→ **WHAT THE EXERCISE ASKS**
Listed below are entries; give the number of lines among them that include "government", and only that number.

→ **RECORDS TO PROCESS**
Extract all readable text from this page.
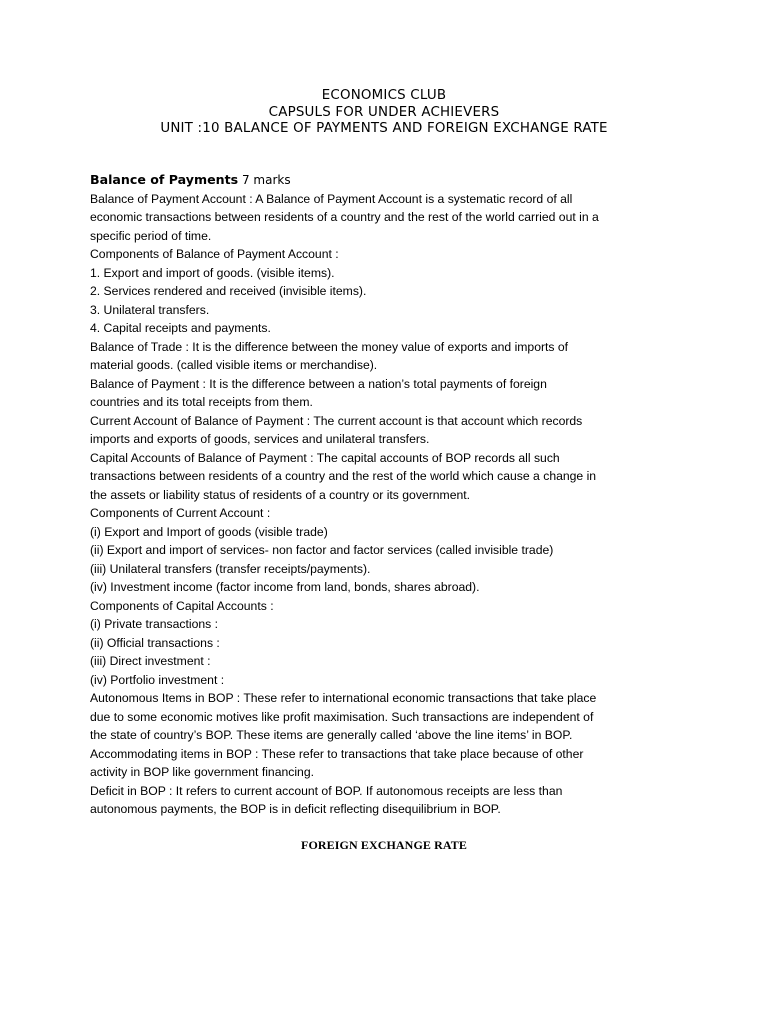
ECONOMICS CLUB
CAPSULS FOR UNDER ACHIEVERS
UNIT :10 BALANCE OF PAYMENTS AND FOREIGN EXCHANGE RATE
Balance of Payments 7 marks
Balance of Payment Account : A Balance of Payment Account is a systematic record of all
economic transactions between residents of a country and the rest of the world carried out in a
specific period of time.
Components of Balance of Payment Account :
1. Export and import of goods. (visible items).
2. Services rendered and received (invisible items).
3. Unilateral transfers.
4. Capital receipts and payments.
Balance of Trade : It is the difference between the money value of exports and imports of
material goods. (called visible items or merchandise).
Balance of Payment : It is the difference between a nation’s total payments of foreign
countries and its total receipts from them.
Current Account of Balance of Payment : The current account is that account which records
imports and exports of goods, services and unilateral transfers.
Capital Accounts of Balance of Payment : The capital accounts of BOP records all such
transactions between residents of a country and the rest of the world which cause a change in
the assets or liability status of residents of a country or its government.
Components of Current Account :
(i) Export and Import of goods (visible trade)
(ii) Export and import of services- non factor and factor services (called invisible trade)
(iii) Unilateral transfers (transfer receipts/payments).
(iv) Investment income (factor income from land, bonds, shares abroad).
Components of Capital Accounts :
(i) Private transactions :
(ii) Official transactions :
(iii) Direct investment :
(iv) Portfolio investment :
Autonomous Items in BOP : These refer to international economic transactions that take place
due to some economic motives like profit maximisation. Such transactions are independent of
the state of country’s BOP. These items are generally called ‘above the line items’ in BOP.
Accommodating items in BOP : These refer to transactions that take place because of other
activity in BOP like government financing.
Deficit in BOP : It refers to current account of BOP. If autonomous receipts are less than
autonomous payments, the BOP is in deficit reflecting disequilibrium in BOP.
FOREIGN EXCHANGE RATE
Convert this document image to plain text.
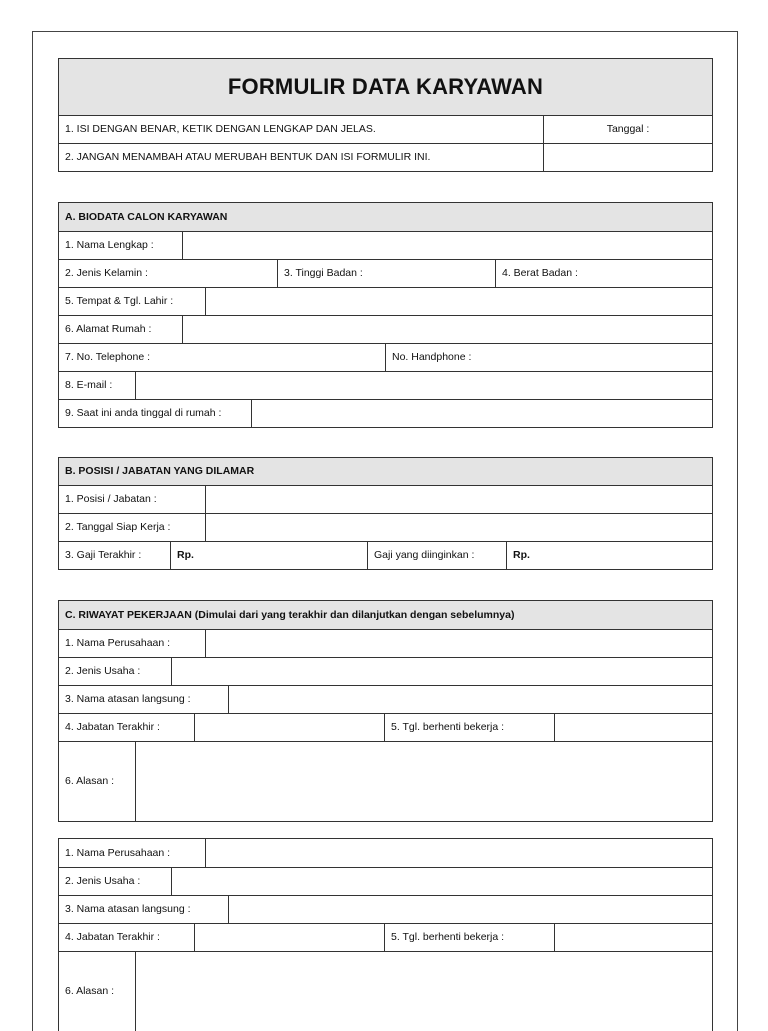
FORMULIR DATA KARYAWAN
1. ISI DENGAN BENAR, KETIK DENGAN LENGKAP DAN JELAS.	Tanggal :
2. JANGAN MENAMBAH ATAU MERUBAH BENTUK DAN ISI FORMULIR INI.
A. BIODATA CALON KARYAWAN
1. Nama Lengkap :
2. Jenis Kelamin :	3. Tinggi Badan :	4. Berat Badan :
5. Tempat & Tgl. Lahir :
6. Alamat Rumah :
7. No. Telephone :	No. Handphone :
8. E-mail :
9. Saat ini anda tinggal di rumah :
B. POSISI / JABATAN YANG DILAMAR
1. Posisi / Jabatan :
2. Tanggal Siap Kerja :
3. Gaji Terakhir :	Rp.	Gaji yang diinginkan :	Rp.
C. RIWAYAT PEKERJAAN
(Dimulai dari yang terakhir dan dilanjutkan dengan sebelumnya)
1. Nama Perusahaan :
2. Jenis Usaha :
3. Nama atasan langsung :
4. Jabatan Terakhir :	5. Tgl. berhenti bekerja :
6. Alasan :
1. Nama Perusahaan :
2. Jenis Usaha :
3. Nama atasan langsung :
4. Jabatan Terakhir :	5. Tgl. berhenti bekerja :
6. Alasan :
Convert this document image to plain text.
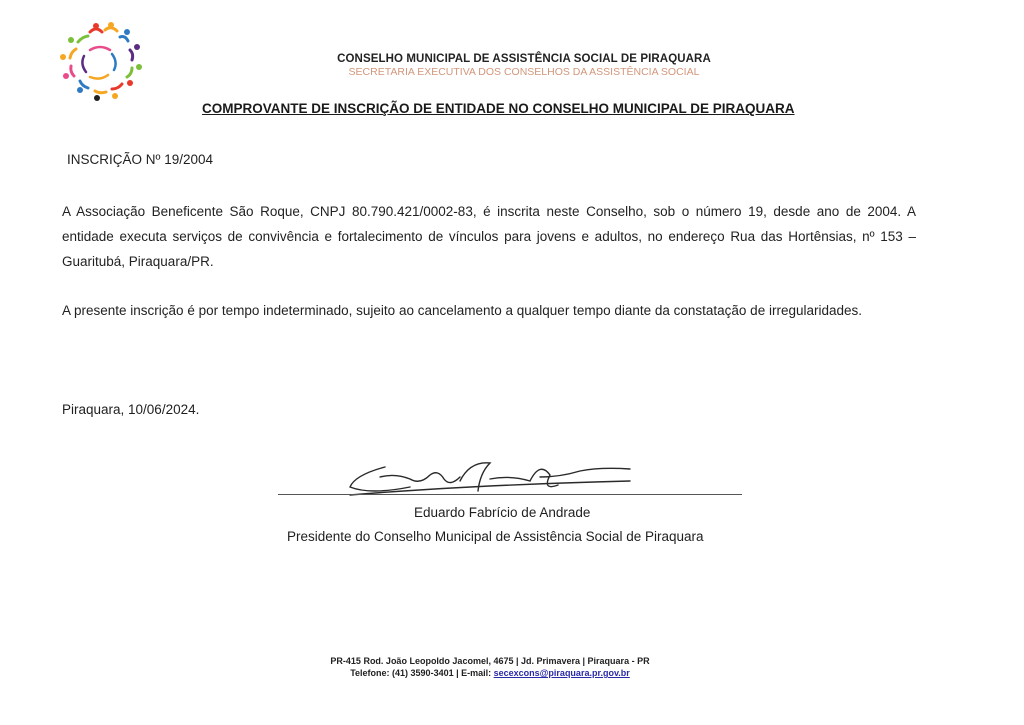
CONSELHO MUNICIPAL DE ASSISTÊNCIA SOCIAL DE PIRAQUARA
SECRETARIA EXECUTIVA DOS CONSELHOS DA ASSISTÊNCIA SOCIAL
COMPROVANTE DE INSCRIÇÃO DE ENTIDADE NO CONSELHO MUNICIPAL DE PIRAQUARA
INSCRIÇÃO Nº 19/2004
A Associação Beneficente São Roque, CNPJ 80.790.421/0002-83, é inscrita neste Conselho, sob o número 19, desde ano de 2004. A entidade executa serviços de convivência e fortalecimento de vínculos para jovens e adultos, no endereço Rua das Hortênsias, nº 153 – Guaritubá, Piraquara/PR.
A presente inscrição é por tempo indeterminado, sujeito ao cancelamento a qualquer tempo diante da constatação de irregularidades.
Piraquara, 10/06/2024.
Eduardo Fabrício de Andrade
Presidente do Conselho Municipal de Assistência Social de Piraquara
PR-415 Rod. João Leopoldo Jacomel, 4675 | Jd. Primavera | Piraquara - PR
Telefone: (41) 3590-3401 | E-mail: secexcons@piraquara.pr.gov.br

→ **COMPLETE ANSWER**
2